## [WHAT TO WORK ON]
Below are records; count the lines in them that hold "color" and give only the count.

## [EXERCISE INPUTS]
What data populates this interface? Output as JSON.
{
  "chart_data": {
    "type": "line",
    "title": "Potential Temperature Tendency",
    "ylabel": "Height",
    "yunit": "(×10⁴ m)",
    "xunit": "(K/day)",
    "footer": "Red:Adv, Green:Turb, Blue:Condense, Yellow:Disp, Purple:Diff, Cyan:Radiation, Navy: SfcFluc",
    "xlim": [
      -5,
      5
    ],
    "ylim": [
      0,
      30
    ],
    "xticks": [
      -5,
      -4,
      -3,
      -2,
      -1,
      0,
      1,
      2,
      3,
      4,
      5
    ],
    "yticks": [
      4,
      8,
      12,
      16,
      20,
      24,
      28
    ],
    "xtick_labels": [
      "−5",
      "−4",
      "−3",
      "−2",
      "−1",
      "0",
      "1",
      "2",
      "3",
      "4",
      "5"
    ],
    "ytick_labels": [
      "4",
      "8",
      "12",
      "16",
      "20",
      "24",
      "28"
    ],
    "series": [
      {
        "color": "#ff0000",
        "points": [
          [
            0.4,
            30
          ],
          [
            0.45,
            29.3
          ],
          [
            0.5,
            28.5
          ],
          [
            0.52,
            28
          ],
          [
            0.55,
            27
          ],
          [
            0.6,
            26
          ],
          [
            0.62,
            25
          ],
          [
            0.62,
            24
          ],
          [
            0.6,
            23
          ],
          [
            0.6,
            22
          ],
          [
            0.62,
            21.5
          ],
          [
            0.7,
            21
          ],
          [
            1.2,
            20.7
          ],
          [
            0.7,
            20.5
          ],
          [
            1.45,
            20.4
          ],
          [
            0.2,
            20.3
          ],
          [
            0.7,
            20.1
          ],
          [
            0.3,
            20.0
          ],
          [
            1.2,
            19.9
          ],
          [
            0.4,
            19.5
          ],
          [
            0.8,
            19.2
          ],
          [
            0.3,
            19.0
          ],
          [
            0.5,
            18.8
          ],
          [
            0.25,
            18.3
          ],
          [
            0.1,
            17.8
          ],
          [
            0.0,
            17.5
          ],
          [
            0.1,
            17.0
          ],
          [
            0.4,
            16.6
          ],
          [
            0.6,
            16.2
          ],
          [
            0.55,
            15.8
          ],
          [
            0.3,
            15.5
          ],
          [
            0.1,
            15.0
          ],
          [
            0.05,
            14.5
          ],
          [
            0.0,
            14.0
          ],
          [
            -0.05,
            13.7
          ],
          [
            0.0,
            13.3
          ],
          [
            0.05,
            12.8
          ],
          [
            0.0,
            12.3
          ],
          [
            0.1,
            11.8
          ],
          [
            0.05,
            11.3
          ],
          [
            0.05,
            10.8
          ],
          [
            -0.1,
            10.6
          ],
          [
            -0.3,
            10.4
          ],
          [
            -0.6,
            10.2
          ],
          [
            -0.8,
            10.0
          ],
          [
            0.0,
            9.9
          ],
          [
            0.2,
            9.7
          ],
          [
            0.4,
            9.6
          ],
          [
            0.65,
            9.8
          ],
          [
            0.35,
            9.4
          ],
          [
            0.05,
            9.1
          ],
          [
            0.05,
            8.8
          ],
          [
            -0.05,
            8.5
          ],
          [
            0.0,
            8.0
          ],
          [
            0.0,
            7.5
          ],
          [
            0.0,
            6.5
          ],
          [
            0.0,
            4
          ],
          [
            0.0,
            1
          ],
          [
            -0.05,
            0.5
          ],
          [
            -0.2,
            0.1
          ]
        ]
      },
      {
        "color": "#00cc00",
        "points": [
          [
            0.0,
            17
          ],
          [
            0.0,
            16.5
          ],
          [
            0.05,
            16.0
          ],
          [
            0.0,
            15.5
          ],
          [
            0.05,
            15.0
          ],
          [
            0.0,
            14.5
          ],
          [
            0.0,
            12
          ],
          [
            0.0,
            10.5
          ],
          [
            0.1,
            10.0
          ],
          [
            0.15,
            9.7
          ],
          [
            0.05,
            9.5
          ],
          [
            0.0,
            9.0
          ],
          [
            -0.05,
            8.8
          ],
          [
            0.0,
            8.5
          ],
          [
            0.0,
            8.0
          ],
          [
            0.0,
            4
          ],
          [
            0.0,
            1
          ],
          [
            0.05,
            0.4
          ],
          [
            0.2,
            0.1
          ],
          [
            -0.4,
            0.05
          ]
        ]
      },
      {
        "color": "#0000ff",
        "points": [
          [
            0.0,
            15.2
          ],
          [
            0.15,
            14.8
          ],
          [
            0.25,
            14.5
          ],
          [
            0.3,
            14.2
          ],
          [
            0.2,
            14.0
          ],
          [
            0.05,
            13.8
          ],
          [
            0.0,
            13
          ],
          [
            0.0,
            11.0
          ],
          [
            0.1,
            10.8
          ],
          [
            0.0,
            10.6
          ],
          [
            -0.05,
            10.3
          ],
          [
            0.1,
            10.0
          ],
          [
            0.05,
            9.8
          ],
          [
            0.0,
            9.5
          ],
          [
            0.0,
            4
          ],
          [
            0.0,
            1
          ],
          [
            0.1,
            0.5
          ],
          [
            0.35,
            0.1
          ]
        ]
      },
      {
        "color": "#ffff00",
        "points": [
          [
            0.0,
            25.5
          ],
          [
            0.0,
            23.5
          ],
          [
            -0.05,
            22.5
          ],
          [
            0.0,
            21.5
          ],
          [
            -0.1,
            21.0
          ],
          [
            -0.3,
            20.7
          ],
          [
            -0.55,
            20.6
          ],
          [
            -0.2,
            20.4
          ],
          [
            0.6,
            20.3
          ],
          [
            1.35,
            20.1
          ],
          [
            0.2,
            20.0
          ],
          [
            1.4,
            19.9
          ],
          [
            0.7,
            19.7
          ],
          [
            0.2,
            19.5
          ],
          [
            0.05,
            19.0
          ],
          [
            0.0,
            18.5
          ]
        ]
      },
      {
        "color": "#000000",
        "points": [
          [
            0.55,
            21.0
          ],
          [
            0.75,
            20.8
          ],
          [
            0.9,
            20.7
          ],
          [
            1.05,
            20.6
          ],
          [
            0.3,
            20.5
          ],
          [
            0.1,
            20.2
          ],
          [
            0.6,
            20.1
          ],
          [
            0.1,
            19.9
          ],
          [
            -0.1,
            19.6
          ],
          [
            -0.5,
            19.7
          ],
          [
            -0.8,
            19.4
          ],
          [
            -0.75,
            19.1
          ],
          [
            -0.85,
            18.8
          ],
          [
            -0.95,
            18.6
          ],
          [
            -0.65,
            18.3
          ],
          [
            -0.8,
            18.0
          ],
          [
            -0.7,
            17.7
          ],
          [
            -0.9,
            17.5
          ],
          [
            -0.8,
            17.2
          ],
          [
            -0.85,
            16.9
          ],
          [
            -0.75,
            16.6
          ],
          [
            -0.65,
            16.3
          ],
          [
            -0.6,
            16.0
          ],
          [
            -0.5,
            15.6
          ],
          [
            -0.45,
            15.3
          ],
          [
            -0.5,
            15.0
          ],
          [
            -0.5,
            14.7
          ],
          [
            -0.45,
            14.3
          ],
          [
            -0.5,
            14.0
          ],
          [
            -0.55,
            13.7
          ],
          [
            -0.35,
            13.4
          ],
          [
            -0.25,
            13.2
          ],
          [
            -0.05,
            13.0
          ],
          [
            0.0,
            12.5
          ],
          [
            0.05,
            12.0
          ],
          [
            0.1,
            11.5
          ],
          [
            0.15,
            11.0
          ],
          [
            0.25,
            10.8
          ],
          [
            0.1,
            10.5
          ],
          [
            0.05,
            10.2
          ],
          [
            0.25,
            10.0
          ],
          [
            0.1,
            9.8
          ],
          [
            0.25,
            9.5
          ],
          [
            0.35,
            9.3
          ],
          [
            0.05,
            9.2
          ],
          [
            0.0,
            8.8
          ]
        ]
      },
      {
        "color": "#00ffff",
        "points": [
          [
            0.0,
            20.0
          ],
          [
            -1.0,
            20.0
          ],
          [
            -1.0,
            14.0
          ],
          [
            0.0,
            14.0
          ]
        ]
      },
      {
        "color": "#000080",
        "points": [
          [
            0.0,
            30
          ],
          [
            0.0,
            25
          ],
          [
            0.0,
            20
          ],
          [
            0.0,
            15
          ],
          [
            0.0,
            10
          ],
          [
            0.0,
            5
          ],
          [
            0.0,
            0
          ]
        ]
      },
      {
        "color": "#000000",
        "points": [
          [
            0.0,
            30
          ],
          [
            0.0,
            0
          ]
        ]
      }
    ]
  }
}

## [OUTPUT]
8